── Data supplied

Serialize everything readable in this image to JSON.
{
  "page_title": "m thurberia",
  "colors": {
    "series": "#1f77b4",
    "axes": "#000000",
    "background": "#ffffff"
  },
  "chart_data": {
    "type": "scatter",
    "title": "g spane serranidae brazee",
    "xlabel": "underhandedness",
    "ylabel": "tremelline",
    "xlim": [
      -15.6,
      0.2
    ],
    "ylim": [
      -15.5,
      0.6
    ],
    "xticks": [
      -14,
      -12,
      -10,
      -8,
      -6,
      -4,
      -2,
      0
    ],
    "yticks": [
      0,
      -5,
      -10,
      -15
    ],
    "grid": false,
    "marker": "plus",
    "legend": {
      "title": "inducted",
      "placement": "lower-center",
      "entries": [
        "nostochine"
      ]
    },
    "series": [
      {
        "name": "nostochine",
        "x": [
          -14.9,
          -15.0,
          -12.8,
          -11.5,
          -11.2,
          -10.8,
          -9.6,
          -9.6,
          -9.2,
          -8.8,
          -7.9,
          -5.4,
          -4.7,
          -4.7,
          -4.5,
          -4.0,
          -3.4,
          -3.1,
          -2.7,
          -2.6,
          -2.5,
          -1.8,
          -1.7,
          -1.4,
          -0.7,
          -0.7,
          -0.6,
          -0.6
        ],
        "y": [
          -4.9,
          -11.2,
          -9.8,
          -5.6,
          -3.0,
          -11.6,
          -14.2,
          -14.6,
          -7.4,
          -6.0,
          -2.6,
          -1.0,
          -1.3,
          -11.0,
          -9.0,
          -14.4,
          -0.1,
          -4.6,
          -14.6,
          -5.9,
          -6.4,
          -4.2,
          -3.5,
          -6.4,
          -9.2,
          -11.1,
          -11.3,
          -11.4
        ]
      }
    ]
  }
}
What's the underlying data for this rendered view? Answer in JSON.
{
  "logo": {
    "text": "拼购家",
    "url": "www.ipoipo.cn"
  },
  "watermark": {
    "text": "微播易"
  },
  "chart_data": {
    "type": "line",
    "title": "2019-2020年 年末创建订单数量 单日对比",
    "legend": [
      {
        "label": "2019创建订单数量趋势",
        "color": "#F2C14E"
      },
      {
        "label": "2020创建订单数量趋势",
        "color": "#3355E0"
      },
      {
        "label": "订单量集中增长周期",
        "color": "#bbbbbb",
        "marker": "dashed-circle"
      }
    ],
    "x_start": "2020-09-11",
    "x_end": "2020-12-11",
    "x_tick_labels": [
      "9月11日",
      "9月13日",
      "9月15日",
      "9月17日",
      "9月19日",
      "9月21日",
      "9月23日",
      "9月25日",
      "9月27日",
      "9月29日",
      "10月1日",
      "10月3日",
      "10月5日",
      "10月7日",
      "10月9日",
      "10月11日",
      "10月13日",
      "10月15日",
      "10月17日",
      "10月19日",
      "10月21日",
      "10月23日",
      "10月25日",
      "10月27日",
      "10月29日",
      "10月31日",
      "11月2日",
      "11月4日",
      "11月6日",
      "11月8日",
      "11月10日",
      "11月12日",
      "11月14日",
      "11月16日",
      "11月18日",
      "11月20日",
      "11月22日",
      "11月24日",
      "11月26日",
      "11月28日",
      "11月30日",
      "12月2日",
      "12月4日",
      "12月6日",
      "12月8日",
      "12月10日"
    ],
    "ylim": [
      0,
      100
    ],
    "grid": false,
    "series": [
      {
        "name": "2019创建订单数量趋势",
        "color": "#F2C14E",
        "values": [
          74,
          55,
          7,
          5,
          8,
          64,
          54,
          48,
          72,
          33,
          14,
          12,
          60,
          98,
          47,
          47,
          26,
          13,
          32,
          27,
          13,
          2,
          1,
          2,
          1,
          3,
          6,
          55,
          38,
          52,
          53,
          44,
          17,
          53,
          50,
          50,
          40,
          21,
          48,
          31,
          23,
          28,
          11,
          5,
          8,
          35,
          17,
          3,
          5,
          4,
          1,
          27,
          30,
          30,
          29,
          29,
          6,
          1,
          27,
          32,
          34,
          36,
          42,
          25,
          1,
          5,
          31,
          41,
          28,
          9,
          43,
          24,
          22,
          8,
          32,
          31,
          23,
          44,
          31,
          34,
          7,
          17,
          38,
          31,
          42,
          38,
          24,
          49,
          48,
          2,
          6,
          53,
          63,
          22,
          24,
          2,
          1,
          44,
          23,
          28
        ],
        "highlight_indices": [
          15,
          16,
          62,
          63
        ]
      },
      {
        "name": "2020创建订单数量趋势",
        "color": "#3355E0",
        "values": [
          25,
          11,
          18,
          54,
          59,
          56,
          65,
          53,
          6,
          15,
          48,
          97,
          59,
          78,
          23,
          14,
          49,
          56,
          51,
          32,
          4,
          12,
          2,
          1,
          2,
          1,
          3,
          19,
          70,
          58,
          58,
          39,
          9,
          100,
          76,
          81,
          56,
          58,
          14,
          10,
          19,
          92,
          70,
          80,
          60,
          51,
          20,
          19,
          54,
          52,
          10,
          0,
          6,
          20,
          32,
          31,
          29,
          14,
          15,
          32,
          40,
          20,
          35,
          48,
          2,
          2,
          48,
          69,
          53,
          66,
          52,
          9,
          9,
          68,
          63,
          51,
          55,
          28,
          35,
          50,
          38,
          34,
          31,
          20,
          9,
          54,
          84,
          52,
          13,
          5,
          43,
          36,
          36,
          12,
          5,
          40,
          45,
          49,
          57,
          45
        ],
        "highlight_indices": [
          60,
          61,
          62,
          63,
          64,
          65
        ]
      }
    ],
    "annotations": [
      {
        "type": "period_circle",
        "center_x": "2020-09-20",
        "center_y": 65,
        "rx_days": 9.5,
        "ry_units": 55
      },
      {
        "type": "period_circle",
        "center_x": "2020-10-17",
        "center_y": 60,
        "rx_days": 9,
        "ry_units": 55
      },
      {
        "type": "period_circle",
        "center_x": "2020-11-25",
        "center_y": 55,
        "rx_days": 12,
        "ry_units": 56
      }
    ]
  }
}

────
── Data supplied

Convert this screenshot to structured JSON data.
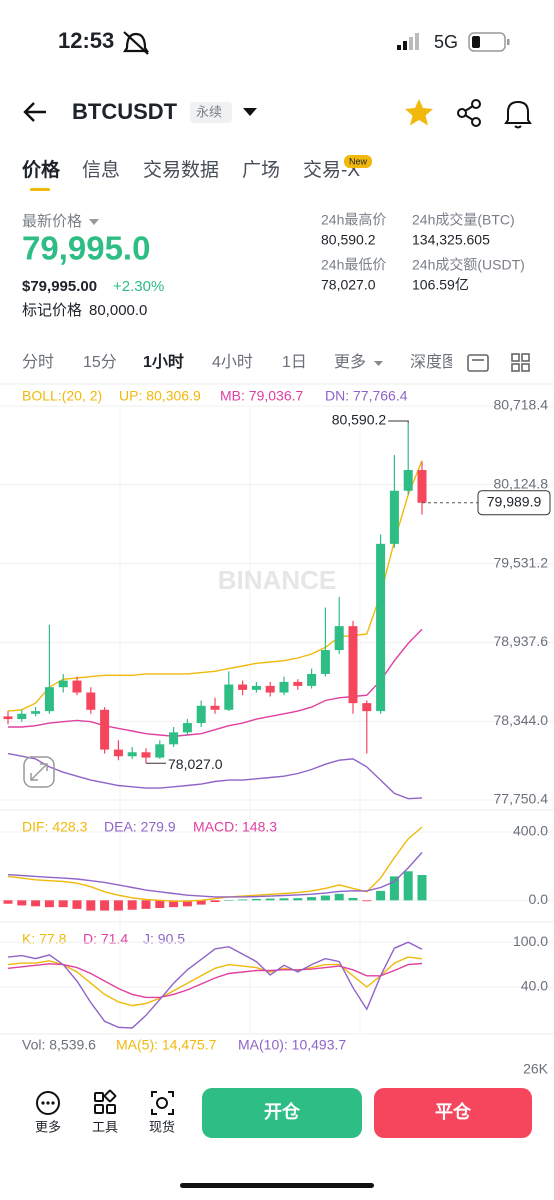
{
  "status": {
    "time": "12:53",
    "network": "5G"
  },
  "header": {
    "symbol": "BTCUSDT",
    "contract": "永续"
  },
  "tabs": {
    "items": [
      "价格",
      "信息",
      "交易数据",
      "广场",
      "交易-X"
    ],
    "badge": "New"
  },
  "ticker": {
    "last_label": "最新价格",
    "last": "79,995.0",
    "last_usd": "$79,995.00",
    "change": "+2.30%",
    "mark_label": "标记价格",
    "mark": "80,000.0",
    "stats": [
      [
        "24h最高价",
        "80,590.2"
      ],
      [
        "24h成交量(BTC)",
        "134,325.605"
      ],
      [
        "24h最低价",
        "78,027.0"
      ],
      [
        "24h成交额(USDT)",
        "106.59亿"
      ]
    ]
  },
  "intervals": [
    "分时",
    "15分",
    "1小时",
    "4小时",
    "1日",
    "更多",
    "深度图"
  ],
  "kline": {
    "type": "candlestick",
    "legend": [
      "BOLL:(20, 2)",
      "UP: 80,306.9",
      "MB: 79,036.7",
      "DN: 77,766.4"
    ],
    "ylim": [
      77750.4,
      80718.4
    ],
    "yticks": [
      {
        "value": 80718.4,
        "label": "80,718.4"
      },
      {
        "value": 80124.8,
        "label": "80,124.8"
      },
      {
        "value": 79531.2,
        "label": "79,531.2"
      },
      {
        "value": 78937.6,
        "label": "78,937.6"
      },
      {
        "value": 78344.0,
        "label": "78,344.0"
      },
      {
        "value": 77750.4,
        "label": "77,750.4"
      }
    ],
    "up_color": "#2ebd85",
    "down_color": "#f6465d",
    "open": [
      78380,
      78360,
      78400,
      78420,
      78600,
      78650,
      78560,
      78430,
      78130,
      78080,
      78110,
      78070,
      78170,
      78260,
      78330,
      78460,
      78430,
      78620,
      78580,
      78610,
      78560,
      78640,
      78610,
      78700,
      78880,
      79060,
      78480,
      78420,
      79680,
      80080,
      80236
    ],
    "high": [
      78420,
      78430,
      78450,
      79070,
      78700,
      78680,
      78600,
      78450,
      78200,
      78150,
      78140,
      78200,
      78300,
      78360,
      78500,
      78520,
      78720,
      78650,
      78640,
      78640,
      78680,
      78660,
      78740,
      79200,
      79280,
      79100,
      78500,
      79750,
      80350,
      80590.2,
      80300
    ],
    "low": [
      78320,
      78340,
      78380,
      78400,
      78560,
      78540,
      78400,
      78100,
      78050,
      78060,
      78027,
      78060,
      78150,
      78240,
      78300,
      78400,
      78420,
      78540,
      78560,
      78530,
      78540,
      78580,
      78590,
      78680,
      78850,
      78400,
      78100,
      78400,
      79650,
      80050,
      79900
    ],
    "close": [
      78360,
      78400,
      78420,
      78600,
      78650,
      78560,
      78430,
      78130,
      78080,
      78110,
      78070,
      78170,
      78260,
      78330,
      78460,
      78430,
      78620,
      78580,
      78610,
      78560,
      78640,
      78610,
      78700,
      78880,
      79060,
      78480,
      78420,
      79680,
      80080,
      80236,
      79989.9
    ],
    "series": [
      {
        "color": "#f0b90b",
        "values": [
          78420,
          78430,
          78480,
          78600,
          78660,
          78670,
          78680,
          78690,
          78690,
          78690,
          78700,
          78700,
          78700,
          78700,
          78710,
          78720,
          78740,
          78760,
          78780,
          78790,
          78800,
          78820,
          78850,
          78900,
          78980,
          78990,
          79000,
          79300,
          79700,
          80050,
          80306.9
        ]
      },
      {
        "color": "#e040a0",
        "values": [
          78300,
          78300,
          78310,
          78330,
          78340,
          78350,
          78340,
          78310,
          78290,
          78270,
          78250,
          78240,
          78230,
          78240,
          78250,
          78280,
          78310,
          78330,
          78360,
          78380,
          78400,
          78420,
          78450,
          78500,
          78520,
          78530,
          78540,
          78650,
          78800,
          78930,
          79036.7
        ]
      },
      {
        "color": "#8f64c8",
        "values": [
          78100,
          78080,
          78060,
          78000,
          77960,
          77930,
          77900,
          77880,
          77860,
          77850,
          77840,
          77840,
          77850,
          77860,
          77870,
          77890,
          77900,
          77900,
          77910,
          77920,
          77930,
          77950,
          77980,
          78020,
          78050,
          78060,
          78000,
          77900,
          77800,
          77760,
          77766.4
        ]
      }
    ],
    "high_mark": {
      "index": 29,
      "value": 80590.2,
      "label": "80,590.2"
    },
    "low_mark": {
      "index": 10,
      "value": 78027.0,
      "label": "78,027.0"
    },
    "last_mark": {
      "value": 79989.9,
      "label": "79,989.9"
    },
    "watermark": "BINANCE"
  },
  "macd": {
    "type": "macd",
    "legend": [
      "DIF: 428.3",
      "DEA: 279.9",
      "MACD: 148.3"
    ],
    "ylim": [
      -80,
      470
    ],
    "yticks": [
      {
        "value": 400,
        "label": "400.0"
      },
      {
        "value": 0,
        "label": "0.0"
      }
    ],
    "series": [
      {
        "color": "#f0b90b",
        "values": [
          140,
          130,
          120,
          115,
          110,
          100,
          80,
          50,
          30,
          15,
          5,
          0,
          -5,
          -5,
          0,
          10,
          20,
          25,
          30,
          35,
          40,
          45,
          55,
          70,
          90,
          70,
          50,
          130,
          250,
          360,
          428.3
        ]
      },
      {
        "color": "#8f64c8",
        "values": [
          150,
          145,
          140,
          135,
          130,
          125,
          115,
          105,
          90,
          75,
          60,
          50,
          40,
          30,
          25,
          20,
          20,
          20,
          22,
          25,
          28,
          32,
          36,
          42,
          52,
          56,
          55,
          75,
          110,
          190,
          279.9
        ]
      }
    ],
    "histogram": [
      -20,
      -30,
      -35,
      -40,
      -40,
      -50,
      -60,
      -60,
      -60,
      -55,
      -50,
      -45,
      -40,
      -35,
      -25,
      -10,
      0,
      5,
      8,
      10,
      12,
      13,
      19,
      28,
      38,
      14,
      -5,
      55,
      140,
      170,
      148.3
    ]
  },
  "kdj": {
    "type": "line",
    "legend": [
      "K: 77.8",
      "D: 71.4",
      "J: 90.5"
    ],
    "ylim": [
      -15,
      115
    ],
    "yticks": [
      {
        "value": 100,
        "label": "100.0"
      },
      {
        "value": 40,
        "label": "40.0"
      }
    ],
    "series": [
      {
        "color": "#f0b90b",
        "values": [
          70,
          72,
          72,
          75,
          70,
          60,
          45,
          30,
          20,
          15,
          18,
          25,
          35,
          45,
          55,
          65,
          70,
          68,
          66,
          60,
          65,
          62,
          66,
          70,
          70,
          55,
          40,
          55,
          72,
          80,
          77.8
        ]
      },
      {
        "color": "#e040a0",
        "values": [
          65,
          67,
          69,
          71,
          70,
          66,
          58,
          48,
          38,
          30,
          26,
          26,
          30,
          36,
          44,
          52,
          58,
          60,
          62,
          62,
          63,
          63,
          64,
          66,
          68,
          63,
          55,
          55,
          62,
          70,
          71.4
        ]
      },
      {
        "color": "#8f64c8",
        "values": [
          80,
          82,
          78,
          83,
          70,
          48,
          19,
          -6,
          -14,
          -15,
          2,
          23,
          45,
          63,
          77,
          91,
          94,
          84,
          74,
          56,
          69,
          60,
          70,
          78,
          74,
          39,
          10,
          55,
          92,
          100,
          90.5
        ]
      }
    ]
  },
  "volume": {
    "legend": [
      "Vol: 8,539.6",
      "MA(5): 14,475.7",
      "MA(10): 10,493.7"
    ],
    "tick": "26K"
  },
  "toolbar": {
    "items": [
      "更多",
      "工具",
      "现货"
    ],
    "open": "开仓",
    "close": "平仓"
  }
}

────

* To do
Search the entries for the string "name" and collect each line that has it.

* Final result
        "name": "nostochine",
        "name": "2019创建订单数量趋势",
        "name": "2020创建订单数量趋势",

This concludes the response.